» **The request**
For each line of the data below that holds "ylabel", copy the line.

#### Given data

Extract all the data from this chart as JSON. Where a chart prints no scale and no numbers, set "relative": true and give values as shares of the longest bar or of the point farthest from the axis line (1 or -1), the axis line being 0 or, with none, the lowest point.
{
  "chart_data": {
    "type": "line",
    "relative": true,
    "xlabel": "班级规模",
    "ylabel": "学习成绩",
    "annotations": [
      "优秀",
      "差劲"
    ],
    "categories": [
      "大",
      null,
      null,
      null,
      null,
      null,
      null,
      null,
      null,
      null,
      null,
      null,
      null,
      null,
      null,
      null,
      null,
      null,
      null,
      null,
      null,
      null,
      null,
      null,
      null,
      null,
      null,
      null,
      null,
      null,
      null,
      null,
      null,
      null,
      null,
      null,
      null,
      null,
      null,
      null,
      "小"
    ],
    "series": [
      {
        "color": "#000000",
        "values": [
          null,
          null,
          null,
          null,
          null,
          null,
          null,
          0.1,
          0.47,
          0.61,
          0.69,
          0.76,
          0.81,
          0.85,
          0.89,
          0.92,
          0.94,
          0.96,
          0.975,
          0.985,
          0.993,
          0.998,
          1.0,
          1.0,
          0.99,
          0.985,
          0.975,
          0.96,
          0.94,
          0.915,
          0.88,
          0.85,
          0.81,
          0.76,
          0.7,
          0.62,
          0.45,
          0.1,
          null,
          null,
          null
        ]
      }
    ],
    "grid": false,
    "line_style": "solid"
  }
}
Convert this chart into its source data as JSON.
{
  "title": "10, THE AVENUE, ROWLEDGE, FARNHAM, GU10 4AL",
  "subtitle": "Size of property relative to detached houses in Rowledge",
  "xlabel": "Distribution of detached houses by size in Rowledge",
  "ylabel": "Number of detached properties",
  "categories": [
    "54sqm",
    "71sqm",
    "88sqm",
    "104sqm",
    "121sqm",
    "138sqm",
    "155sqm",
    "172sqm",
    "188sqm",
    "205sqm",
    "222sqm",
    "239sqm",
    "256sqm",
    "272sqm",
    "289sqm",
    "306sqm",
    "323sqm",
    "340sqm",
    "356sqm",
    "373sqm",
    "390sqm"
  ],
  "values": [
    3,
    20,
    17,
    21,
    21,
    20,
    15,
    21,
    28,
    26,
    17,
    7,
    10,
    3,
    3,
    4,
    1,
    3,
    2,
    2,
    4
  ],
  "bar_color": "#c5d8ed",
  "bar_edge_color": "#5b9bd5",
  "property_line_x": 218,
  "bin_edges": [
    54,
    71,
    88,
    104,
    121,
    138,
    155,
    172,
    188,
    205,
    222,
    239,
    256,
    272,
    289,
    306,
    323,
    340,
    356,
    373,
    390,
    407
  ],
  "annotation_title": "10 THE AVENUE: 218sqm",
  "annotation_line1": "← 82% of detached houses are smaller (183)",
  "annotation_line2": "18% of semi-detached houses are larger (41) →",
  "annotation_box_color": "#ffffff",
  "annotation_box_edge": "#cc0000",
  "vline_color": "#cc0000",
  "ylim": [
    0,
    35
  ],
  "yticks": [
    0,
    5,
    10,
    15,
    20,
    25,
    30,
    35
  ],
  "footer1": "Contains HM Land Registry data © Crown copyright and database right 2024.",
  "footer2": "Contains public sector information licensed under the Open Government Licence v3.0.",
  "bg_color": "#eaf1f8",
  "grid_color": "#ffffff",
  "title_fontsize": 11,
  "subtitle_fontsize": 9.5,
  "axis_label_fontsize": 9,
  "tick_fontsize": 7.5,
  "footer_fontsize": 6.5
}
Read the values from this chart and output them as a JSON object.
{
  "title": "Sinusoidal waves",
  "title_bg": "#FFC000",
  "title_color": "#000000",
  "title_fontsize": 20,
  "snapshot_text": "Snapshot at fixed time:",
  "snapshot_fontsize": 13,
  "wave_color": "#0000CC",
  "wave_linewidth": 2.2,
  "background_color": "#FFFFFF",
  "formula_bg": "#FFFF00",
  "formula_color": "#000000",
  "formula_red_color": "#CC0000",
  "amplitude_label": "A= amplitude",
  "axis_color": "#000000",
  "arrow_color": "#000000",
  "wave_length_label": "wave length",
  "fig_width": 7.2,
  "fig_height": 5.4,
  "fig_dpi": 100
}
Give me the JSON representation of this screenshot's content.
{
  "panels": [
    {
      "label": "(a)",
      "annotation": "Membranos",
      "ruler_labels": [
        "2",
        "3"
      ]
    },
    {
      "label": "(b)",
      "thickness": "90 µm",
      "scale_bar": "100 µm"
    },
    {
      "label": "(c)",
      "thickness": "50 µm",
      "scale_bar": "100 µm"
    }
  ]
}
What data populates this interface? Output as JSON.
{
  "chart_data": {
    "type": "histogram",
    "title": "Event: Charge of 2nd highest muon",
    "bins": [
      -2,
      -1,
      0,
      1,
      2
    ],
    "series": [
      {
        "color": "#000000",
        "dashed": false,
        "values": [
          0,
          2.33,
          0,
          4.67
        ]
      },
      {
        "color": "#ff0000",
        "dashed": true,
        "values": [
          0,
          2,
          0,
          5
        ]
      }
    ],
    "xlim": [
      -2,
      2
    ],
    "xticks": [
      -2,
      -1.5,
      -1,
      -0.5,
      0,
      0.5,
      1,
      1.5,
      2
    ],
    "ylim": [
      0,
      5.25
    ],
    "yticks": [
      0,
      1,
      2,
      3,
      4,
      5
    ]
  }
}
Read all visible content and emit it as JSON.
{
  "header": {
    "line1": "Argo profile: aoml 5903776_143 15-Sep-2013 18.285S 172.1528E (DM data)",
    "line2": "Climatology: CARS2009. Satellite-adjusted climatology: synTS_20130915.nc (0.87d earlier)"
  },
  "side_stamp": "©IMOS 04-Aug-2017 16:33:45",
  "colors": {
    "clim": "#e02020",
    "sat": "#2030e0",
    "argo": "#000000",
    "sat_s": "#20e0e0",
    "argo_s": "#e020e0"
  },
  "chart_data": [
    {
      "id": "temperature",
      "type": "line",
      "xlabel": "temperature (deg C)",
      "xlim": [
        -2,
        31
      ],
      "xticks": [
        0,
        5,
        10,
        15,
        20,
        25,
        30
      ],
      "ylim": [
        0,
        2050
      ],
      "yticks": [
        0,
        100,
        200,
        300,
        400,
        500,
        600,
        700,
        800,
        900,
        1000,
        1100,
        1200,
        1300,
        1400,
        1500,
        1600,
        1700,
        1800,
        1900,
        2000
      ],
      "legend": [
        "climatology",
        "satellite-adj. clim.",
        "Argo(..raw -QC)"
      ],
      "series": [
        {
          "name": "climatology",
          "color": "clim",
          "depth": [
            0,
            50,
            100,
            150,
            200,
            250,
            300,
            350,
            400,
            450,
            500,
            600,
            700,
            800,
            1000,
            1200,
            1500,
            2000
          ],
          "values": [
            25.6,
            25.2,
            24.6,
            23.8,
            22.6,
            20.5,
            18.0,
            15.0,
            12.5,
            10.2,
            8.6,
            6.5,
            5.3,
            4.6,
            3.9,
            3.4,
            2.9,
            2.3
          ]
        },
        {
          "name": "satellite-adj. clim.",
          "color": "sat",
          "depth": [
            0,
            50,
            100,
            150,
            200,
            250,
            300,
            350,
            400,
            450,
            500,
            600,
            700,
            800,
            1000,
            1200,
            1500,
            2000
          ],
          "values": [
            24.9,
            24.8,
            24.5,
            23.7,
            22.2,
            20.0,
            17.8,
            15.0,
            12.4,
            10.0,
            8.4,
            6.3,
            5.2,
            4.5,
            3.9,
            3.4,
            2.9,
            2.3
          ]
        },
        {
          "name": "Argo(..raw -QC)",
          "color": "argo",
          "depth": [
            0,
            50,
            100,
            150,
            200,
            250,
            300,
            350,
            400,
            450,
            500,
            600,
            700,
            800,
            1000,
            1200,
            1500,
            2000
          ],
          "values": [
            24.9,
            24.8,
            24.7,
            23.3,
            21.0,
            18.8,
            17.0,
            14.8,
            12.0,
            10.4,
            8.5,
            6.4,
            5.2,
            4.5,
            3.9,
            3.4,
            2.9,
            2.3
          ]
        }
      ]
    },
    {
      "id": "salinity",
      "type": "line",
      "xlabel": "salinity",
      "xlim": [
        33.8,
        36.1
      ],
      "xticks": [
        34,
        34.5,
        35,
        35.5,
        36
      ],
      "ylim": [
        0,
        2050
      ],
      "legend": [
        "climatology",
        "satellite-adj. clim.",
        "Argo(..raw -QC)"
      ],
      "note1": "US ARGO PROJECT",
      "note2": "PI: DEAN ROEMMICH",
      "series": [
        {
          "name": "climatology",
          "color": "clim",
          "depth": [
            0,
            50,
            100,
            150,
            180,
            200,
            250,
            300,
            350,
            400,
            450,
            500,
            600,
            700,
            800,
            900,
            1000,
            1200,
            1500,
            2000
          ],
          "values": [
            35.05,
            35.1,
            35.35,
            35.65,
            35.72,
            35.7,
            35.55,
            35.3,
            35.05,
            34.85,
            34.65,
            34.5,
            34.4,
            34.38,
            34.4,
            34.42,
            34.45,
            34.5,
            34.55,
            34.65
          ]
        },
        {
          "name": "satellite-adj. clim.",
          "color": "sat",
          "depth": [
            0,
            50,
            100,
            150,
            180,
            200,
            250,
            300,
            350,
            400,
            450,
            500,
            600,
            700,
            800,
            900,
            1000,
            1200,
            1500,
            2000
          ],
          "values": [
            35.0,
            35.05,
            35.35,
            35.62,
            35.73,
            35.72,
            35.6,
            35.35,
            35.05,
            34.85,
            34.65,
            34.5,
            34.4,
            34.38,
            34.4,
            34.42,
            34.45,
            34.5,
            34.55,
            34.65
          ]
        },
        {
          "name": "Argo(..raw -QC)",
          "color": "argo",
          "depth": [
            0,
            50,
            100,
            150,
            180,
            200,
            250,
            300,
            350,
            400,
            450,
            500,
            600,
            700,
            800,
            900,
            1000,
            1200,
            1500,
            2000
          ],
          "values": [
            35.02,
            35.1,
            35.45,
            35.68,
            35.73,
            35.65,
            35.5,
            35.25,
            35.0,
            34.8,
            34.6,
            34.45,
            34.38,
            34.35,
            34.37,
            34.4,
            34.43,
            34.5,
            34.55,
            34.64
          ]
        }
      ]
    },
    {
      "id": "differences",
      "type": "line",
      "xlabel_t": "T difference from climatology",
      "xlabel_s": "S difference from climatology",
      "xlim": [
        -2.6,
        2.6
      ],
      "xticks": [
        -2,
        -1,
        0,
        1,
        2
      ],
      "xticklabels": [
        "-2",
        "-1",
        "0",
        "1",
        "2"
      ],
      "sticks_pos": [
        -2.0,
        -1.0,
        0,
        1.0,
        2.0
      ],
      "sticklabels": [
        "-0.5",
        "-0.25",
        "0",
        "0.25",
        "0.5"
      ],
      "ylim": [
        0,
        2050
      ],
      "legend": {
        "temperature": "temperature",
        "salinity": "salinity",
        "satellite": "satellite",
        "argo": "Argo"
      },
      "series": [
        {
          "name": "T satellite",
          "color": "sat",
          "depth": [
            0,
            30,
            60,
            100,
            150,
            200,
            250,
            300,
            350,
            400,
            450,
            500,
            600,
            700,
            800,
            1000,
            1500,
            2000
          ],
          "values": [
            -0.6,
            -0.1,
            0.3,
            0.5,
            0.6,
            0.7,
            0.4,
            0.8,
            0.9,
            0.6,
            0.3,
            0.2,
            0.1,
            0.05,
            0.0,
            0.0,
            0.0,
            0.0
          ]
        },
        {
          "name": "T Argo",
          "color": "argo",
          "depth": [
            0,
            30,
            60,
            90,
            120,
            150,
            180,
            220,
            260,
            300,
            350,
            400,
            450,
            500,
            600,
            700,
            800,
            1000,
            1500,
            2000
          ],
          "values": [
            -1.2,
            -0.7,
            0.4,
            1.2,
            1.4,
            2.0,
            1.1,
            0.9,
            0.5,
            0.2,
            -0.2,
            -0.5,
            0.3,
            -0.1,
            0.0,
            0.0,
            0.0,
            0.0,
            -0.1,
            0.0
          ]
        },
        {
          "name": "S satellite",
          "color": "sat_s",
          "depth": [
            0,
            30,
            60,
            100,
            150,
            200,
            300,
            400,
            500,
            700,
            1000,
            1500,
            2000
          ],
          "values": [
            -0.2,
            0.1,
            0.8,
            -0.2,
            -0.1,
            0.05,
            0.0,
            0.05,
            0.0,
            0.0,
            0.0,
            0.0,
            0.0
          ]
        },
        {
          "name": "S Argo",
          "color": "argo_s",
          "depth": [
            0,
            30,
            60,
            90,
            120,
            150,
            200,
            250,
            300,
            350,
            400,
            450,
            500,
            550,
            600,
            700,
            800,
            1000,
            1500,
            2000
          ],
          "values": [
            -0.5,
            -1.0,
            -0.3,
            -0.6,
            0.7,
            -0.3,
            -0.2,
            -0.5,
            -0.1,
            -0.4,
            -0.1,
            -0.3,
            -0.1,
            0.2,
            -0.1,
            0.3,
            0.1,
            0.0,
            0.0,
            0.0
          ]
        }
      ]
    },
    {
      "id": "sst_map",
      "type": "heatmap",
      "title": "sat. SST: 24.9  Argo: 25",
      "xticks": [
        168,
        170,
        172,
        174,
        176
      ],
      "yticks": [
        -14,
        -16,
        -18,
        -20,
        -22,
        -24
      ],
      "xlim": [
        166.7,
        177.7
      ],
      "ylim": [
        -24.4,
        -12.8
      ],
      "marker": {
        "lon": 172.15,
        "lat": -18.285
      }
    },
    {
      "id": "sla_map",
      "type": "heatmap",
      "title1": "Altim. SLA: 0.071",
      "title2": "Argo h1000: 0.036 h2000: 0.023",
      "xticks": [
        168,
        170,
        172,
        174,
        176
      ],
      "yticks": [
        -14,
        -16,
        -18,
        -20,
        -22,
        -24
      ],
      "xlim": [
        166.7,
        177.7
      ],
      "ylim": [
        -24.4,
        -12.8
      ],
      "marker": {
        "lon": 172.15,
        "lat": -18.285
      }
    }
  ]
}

########

» **The reply**
    "ylabel": "学习成绩",
  "ylabel": "Number of detached properties",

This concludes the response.